Problem to work on
Work through the material below and count the lines holding the word "Ctrl"; give that count and nothing more.

Listed records
____

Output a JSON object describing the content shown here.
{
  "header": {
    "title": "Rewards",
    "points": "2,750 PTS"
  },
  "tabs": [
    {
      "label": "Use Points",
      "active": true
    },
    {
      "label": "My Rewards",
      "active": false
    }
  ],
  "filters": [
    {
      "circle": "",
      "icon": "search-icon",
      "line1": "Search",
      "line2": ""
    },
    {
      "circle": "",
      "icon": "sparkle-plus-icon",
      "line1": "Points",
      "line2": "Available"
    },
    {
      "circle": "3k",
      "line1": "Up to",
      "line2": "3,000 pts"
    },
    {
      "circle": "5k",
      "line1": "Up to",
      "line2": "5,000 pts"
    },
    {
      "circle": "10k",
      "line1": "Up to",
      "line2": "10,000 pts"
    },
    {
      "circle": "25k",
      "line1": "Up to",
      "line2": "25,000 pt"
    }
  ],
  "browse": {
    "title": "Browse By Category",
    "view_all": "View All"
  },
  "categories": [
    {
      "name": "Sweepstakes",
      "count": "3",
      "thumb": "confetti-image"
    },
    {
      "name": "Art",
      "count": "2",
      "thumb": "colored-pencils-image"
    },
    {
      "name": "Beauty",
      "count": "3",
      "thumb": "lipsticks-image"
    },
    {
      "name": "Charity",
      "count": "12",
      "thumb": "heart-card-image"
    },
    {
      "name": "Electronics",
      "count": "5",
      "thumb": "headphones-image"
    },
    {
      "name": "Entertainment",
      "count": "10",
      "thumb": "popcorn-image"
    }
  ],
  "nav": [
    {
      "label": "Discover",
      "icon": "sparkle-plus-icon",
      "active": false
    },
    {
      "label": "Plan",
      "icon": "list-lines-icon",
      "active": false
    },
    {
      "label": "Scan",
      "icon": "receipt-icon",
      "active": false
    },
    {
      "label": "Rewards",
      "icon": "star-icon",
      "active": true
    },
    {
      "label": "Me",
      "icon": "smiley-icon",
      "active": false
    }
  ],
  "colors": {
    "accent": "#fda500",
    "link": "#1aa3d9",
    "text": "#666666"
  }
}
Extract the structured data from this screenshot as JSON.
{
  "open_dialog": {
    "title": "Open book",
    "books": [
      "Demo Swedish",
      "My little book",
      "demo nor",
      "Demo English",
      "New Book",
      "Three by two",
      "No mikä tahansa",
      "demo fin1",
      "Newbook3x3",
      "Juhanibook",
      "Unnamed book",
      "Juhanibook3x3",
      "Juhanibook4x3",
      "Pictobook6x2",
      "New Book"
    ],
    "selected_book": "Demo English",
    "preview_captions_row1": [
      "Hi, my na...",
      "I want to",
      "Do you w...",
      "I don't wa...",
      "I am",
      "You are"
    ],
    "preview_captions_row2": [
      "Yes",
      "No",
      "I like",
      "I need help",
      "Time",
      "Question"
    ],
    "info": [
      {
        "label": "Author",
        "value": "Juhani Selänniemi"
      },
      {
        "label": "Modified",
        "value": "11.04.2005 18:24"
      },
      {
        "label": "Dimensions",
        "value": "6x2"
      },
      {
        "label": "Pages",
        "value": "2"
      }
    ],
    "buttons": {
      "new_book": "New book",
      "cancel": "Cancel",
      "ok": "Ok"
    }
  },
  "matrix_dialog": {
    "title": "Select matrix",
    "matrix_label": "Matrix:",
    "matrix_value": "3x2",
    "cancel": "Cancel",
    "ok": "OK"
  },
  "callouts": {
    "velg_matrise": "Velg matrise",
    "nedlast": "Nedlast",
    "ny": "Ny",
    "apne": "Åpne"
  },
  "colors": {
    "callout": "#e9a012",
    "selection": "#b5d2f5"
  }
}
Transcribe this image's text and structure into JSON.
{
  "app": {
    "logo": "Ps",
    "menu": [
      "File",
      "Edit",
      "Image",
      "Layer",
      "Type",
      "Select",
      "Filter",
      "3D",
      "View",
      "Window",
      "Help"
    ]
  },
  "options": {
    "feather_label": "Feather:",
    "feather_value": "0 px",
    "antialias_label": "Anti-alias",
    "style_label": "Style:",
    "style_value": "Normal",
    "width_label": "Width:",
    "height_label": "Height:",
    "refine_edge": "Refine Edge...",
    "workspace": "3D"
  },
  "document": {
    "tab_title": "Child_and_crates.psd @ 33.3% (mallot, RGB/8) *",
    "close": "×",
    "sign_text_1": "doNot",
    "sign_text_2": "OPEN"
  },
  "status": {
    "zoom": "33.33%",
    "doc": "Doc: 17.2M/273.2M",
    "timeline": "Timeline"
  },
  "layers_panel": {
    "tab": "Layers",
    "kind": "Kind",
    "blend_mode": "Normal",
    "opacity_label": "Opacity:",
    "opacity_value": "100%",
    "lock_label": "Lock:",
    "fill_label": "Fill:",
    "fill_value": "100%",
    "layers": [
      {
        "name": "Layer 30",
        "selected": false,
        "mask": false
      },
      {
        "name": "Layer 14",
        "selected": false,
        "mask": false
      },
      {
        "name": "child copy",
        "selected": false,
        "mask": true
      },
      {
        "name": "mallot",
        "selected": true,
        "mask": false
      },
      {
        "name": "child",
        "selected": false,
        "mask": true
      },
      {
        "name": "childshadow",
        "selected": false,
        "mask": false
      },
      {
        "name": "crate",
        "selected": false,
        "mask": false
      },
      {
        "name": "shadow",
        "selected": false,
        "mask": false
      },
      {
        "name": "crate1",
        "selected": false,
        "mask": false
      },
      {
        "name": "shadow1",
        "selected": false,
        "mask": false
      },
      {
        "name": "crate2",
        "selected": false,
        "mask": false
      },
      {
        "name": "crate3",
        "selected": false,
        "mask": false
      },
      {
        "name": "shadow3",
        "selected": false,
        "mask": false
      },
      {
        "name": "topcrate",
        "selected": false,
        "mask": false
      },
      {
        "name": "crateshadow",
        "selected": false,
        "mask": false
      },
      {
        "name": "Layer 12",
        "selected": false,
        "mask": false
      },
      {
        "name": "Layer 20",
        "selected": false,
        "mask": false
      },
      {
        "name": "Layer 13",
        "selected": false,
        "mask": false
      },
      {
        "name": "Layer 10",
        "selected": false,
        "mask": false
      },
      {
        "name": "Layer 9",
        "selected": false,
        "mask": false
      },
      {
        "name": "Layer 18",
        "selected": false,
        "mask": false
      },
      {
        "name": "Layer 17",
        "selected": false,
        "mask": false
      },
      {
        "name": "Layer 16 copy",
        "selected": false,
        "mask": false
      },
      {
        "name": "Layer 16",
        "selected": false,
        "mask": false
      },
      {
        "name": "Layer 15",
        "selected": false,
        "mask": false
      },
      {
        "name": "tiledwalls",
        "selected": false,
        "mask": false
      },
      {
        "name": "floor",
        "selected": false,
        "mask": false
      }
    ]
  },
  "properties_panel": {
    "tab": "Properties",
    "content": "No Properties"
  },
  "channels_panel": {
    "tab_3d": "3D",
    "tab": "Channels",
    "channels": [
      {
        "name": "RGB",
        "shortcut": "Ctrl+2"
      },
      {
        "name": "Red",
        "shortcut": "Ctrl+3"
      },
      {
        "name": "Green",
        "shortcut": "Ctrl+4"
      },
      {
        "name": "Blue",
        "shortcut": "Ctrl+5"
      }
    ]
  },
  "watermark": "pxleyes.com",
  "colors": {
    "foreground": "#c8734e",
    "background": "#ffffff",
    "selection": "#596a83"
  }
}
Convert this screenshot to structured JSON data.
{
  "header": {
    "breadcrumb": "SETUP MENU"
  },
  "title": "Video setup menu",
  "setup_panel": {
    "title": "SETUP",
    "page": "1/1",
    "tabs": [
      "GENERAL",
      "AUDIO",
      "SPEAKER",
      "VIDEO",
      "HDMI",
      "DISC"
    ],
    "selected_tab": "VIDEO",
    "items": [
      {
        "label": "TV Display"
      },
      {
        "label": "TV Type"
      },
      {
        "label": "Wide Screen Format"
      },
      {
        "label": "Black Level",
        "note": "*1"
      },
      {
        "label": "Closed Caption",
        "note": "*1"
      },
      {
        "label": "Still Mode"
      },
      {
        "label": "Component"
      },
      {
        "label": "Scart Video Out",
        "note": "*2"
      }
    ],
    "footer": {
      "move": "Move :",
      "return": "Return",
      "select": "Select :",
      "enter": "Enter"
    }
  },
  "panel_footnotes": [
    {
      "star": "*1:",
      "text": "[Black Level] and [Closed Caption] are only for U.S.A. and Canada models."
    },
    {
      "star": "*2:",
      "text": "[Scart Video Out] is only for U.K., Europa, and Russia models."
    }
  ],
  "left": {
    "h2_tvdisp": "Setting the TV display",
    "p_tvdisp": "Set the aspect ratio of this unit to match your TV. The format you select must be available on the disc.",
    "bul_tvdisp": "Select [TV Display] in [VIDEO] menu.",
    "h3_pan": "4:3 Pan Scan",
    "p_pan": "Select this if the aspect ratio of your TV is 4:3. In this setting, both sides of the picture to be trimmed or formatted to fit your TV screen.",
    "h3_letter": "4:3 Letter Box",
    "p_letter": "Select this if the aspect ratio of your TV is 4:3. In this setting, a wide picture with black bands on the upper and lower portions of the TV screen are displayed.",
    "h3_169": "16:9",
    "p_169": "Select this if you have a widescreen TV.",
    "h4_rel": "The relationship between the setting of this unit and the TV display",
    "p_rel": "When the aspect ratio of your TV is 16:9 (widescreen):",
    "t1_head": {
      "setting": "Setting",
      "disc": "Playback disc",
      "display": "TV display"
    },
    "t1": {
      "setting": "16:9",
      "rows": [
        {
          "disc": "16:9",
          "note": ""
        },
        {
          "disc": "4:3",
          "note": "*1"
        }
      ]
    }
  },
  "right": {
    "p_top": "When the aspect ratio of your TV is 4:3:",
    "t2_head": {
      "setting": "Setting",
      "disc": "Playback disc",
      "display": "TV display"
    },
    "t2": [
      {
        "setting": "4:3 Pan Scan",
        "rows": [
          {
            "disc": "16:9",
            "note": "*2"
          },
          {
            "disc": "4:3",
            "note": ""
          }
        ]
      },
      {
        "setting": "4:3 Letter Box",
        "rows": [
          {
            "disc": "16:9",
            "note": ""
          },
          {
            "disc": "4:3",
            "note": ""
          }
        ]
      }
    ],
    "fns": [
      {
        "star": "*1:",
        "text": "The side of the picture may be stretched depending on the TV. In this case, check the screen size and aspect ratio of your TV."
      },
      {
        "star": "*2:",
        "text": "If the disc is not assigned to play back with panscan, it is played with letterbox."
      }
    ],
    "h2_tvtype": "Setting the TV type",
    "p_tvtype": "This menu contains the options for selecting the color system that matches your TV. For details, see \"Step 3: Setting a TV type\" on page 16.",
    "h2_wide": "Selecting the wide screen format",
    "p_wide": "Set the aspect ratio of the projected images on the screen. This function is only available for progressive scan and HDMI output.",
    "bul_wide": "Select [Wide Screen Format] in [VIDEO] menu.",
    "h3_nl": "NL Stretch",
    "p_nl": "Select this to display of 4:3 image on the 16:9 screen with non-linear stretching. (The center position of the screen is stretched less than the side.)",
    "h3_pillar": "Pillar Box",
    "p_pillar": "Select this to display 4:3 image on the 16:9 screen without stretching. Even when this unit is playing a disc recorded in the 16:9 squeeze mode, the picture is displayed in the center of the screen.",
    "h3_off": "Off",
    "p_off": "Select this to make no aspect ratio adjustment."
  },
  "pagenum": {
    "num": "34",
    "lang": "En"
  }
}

____

Task output
4